(Your objective):
Gather up the lines that contain "this".

(Task input):
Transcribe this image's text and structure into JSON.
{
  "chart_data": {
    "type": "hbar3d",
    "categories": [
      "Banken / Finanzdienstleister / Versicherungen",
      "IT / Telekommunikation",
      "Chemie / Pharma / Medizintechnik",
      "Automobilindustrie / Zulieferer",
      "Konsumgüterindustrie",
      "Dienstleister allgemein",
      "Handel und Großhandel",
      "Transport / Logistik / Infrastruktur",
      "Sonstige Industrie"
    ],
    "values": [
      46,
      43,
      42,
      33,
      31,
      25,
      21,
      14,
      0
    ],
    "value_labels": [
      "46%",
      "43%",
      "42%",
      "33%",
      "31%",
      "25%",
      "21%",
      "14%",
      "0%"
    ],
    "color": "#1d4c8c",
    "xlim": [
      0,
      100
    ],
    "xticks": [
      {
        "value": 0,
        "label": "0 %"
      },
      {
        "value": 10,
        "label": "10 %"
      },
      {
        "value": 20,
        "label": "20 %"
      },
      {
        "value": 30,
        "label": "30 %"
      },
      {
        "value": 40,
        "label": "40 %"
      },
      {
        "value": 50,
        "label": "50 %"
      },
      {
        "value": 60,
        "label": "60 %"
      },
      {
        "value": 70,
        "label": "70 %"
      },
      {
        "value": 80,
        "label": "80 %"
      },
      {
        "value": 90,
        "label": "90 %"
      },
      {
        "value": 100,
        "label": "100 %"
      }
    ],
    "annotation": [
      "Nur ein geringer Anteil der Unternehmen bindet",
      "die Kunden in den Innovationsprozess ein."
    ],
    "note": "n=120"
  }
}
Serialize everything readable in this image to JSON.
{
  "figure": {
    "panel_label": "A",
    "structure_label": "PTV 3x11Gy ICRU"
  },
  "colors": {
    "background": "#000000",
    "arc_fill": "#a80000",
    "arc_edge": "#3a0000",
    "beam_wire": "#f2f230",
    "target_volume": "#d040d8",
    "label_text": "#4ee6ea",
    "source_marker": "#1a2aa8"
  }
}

(Final result):
Transcribe this image's text and structure into JSON.
Serialize everything readable in this image to JSON.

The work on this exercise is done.